**Provided material**
━━━━━━━━━━━━━━━━━━━━
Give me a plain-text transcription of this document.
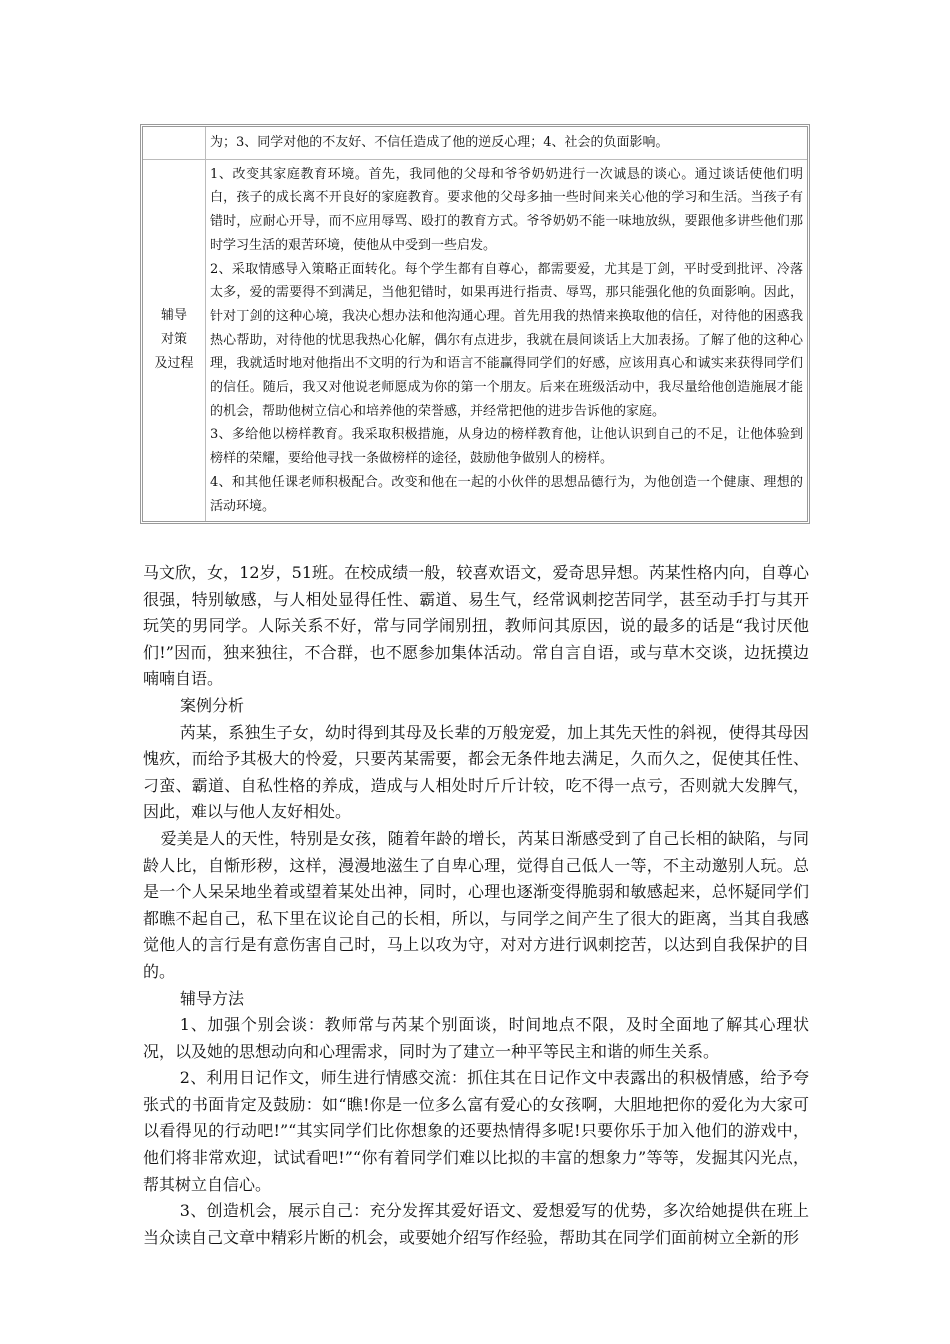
为；3、同学对他的不友好、不信任造成了他的逆反心理；4、社会的负面影响。

辅导
对策
及过程

1、改变其家庭教育环境。首先，我同他的父母和爷爷奶奶进行一次诚恳的谈心。通过谈话使他们明白，孩子的成长离不开良好的家庭教育。要求他的父母多抽一些时间来关心他的学习和生活。当孩子有错时，应耐心开导，而不应用辱骂、殴打的教育方式。爷爷奶奶不能一味地放纵，要跟他多讲些他们那时学习生活的艰苦环境，使他从中受到一些启发。

2、采取情感导入策略正面转化。每个学生都有自尊心，都需要爱，尤其是丁剑，平时受到批评、冷落太多，爱的需要得不到满足，当他犯错时，如果再进行指责、辱骂，那只能强化他的负面影响。因此，针对丁剑的这种心境，我决心想办法和他沟通心理。首先用我的热情来换取他的信任，对待他的困惑我热心帮助，对待他的忧思我热心化解，偶尔有点进步，我就在晨间谈话上大加表扬。了解了他的这种心理，我就适时地对他指出不文明的行为和语言不能赢得同学们的好感，应该用真心和诚实来获得同学们的信任。随后，我又对他说老师愿成为你的第一个朋友。后来在班级活动中，我尽量给他创造施展才能的机会，帮助他树立信心和培养他的荣誉感，并经常把他的进步告诉他的家庭。

3、多给他以榜样教育。我采取积极措施，从身边的榜样教育他，让他认识到自己的不足，让他体验到榜样的荣耀，要给他寻找一条做榜样的途径，鼓励他争做别人的榜样。

4、和其他任课老师积极配合。改变和他在一起的小伙伴的思想品德行为，为他创造一个健康、理想的活动环境。

马文欣，女，12岁，51班。在校成绩一般，较喜欢语文，爱奇思异想。芮某性格内向，自尊心很强，特别敏感，与人相处显得任性、霸道、易生气，经常讽刺挖苦同学，甚至动手打与其开玩笑的男同学。人际关系不好，常与同学闹别扭，教师问其原因，说的最多的话是“我讨厌他们!”因而，独来独往，不合群，也不愿参加集体活动。常自言自语，或与草木交谈，边抚摸边喃喃自语。

案例分析

芮某，系独生子女，幼时得到其母及长辈的万般宠爱，加上其先天性的斜视，使得其母因愧疚，而给予其极大的怜爱，只要芮某需要，都会无条件地去满足，久而久之，促使其任性、刁蛮、霸道、自私性格的养成，造成与人相处时斤斤计较，吃不得一点亏，否则就大发脾气，因此，难以与他人友好相处。

爱美是人的天性，特别是女孩，随着年龄的增长，芮某日渐感受到了自己长相的缺陷，与同龄人比，自惭形秽，这样，漫漫地滋生了自卑心理，觉得自己低人一等，不主动邀别人玩。总是一个人呆呆地坐着或望着某处出神，同时，心理也逐渐变得脆弱和敏感起来，总怀疑同学们都瞧不起自己，私下里在议论自己的长相，所以，与同学之间产生了很大的距离，当其自我感觉他人的言行是有意伤害自己时，马上以攻为守，对对方进行讽刺挖苦，以达到自我保护的目的。

辅导方法

1、加强个别会谈：教师常与芮某个别面谈，时间地点不限，及时全面地了解其心理状况，以及她的思想动向和心理需求，同时为了建立一种平等民主和谐的师生关系。

2、利用日记作文，师生进行情感交流：抓住其在日记作文中表露出的积极情感，给予夸张式的书面肯定及鼓励：如“瞧!你是一位多么富有爱心的女孩啊，大胆地把你的爱化为大家可以看得见的行动吧!”“其实同学们比你想象的还要热情得多呢!只要你乐于加入他们的游戏中，他们将非常欢迎，试试看吧!”“你有着同学们难以比拟的丰富的想象力”等等，发掘其闪光点，帮其树立自信心。

3、创造机会，展示自己：充分发挥其爱好语文、爱想爱写的优势，多次给她提供在班上当众读自己文章中精彩片断的机会，或要她介绍写作经验，帮助其在同学们面前树立全新的形
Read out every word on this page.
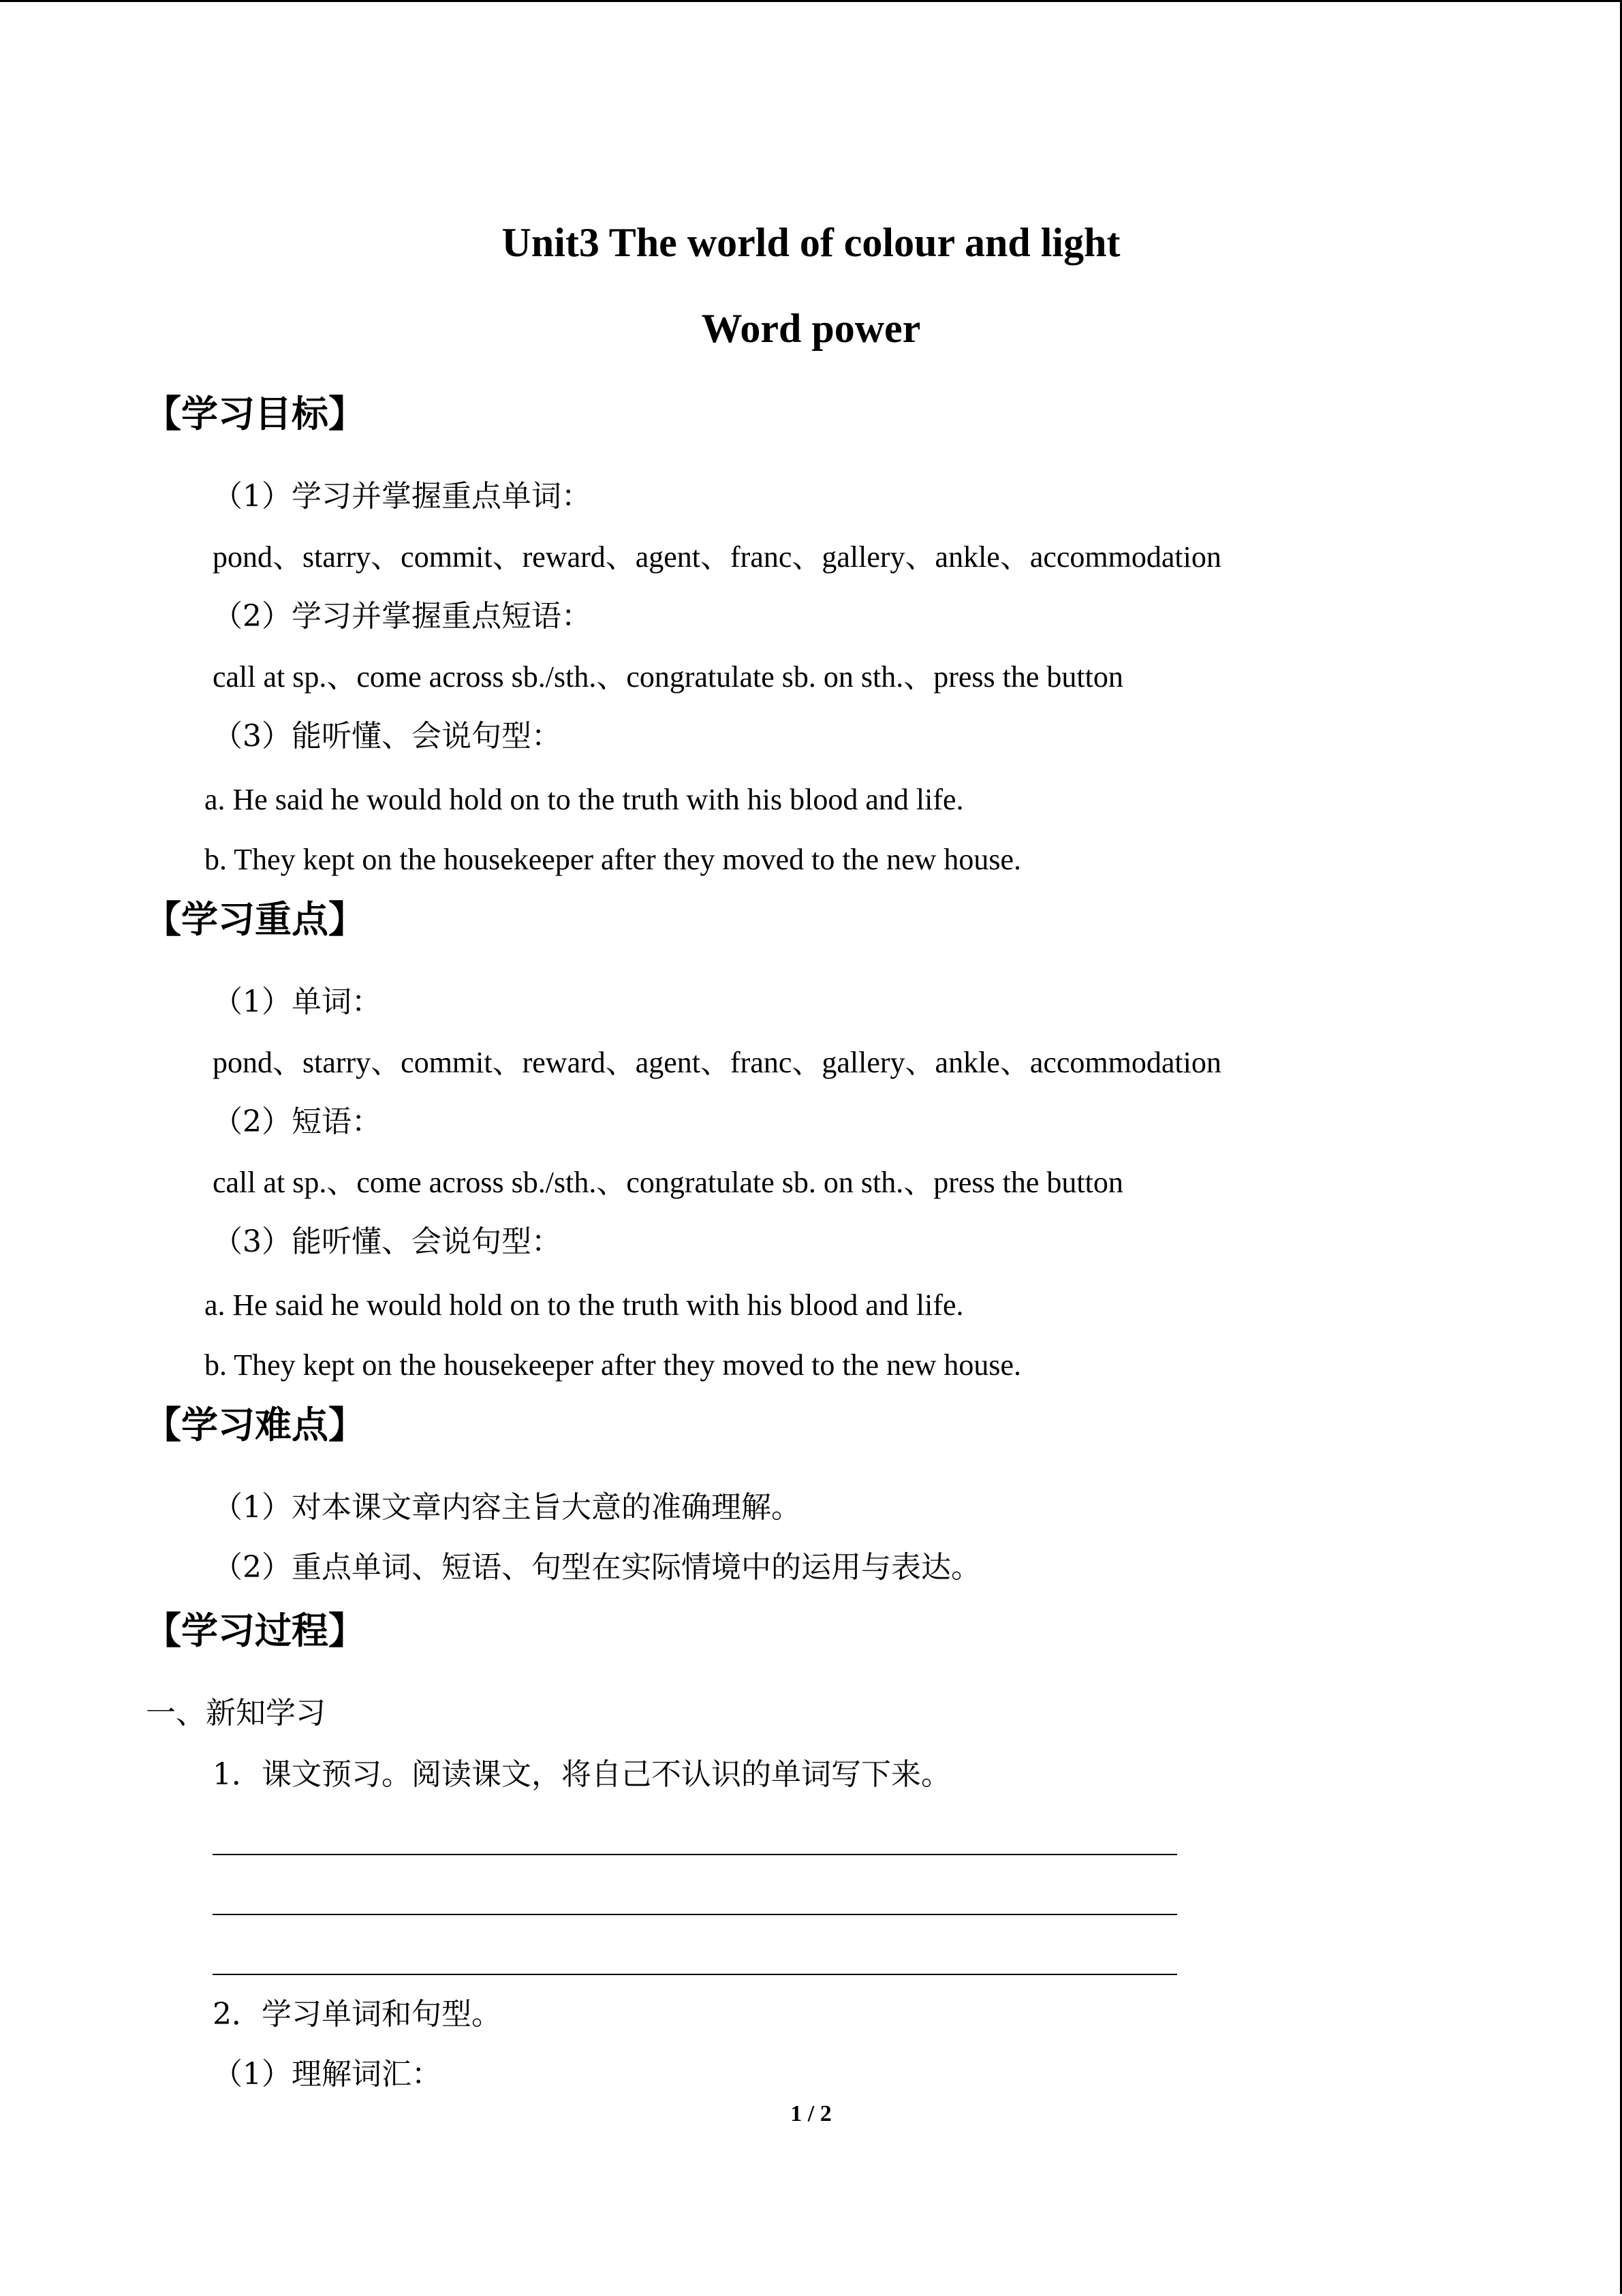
Unit3 The world of colour and light
Word power
【学习目标】
（1）学习并掌握重点单词：
pond、starry、commit、reward、agent、franc、gallery、ankle、accommodation
（2）学习并掌握重点短语：
call at sp.、come across sb./sth.、congratulate sb. on sth.、press the button
（3）能听懂、会说句型：
a. He said he would hold on to the truth with his blood and life.
b. They kept on the housekeeper after they moved to the new house.
【学习重点】
（1）单词：
pond、starry、commit、reward、agent、franc、gallery、ankle、accommodation
（2）短语：
call at sp.、come across sb./sth.、congratulate sb. on sth.、press the button
（3）能听懂、会说句型：
a. He said he would hold on to the truth with his blood and life.
b. They kept on the housekeeper after they moved to the new house.
【学习难点】
（1）对本课文章内容主旨大意的准确理解。
（2）重点单词、短语、句型在实际情境中的运用与表达。
【学习过程】
一、新知学习
1．课文预习。阅读课文，将自己不认识的单词写下来。
2．学习单词和句型。
（1）理解词汇：
1 / 2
━━━━━━━━━━━━━━━━━━━━
**Exercise directions**
Omit every picture, then repeat the remaining data exactly as it appears above.

**Written reply**
Give me a plain-text transcription of this document.
为；3、同学对他的不友好、不信任造成了他的逆反心理；4、社会的负面影响。

辅导
对策
及过程

1、改变其家庭教育环境。首先，我同他的父母和爷爷奶奶进行一次诚恳的谈心。通过谈话使他们明白，孩子的成长离不开良好的家庭教育。要求他的父母多抽一些时间来关心他的学习和生活。当孩子有错时，应耐心开导，而不应用辱骂、殴打的教育方式。爷爷奶奶不能一味地放纵，要跟他多讲些他们那时学习生活的艰苦环境，使他从中受到一些启发。

2、采取情感导入策略正面转化。每个学生都有自尊心，都需要爱，尤其是丁剑，平时受到批评、冷落太多，爱的需要得不到满足，当他犯错时，如果再进行指责、辱骂，那只能强化他的负面影响。因此，针对丁剑的这种心境，我决心想办法和他沟通心理。首先用我的热情来换取他的信任，对待他的困惑我热心帮助，对待他的忧思我热心化解，偶尔有点进步，我就在晨间谈话上大加表扬。了解了他的这种心理，我就适时地对他指出不文明的行为和语言不能赢得同学们的好感，应该用真心和诚实来获得同学们的信任。随后，我又对他说老师愿成为你的第一个朋友。后来在班级活动中，我尽量给他创造施展才能的机会，帮助他树立信心和培养他的荣誉感，并经常把他的进步告诉他的家庭。

3、多给他以榜样教育。我采取积极措施，从身边的榜样教育他，让他认识到自己的不足，让他体验到榜样的荣耀，要给他寻找一条做榜样的途径，鼓励他争做别人的榜样。

4、和其他任课老师积极配合。改变和他在一起的小伙伴的思想品德行为，为他创造一个健康、理想的活动环境。

马文欣，女，12岁，51班。在校成绩一般，较喜欢语文，爱奇思异想。芮某性格内向，自尊心很强，特别敏感，与人相处显得任性、霸道、易生气，经常讽刺挖苦同学，甚至动手打与其开玩笑的男同学。人际关系不好，常与同学闹别扭，教师问其原因，说的最多的话是“我讨厌他们!”因而，独来独往，不合群，也不愿参加集体活动。常自言自语，或与草木交谈，边抚摸边喃喃自语。

案例分析

芮某，系独生子女，幼时得到其母及长辈的万般宠爱，加上其先天性的斜视，使得其母因愧疚，而给予其极大的怜爱，只要芮某需要，都会无条件地去满足，久而久之，促使其任性、刁蛮、霸道、自私性格的养成，造成与人相处时斤斤计较，吃不得一点亏，否则就大发脾气，因此，难以与他人友好相处。

爱美是人的天性，特别是女孩，随着年龄的增长，芮某日渐感受到了自己长相的缺陷，与同龄人比，自惭形秽，这样，漫漫地滋生了自卑心理，觉得自己低人一等，不主动邀别人玩。总是一个人呆呆地坐着或望着某处出神，同时，心理也逐渐变得脆弱和敏感起来，总怀疑同学们都瞧不起自己，私下里在议论自己的长相，所以，与同学之间产生了很大的距离，当其自我感觉他人的言行是有意伤害自己时，马上以攻为守，对对方进行讽刺挖苦，以达到自我保护的目的。

辅导方法

1、加强个别会谈：教师常与芮某个别面谈，时间地点不限，及时全面地了解其心理状况，以及她的思想动向和心理需求，同时为了建立一种平等民主和谐的师生关系。

2、利用日记作文，师生进行情感交流：抓住其在日记作文中表露出的积极情感，给予夸张式的书面肯定及鼓励：如“瞧!你是一位多么富有爱心的女孩啊，大胆地把你的爱化为大家可以看得见的行动吧!”“其实同学们比你想象的还要热情得多呢!只要你乐于加入他们的游戏中，他们将非常欢迎，试试看吧!”“你有着同学们难以比拟的丰富的想象力”等等，发掘其闪光点，帮其树立自信心。

3、创造机会，展示自己：充分发挥其爱好语文、爱想爱写的优势，多次给她提供在班上当众读自己文章中精彩片断的机会，或要她介绍写作经验，帮助其在同学们面前树立全新的形
Read out every word on this page.
Unit3 The world of colour and light
Word power
【学习目标】
（1）学习并掌握重点单词：
pond、starry、commit、reward、agent、franc、gallery、ankle、accommodation
（2）学习并掌握重点短语：
call at sp.、come across sb./sth.、congratulate sb. on sth.、press the button
（3）能听懂、会说句型：
a. He said he would hold on to the truth with his blood and life.
b. They kept on the housekeeper after they moved to the new house.
【学习重点】
（1）单词：
pond、starry、commit、reward、agent、franc、gallery、ankle、accommodation
（2）短语：
call at sp.、come across sb./sth.、congratulate sb. on sth.、press the button
（3）能听懂、会说句型：
a. He said he would hold on to the truth with his blood and life.
b. They kept on the housekeeper after they moved to the new house.
【学习难点】
（1）对本课文章内容主旨大意的准确理解。
（2）重点单词、短语、句型在实际情境中的运用与表达。
【学习过程】
一、新知学习
1．课文预习。阅读课文，将自己不认识的单词写下来。
2．学习单词和句型。
（1）理解词汇：
1 / 2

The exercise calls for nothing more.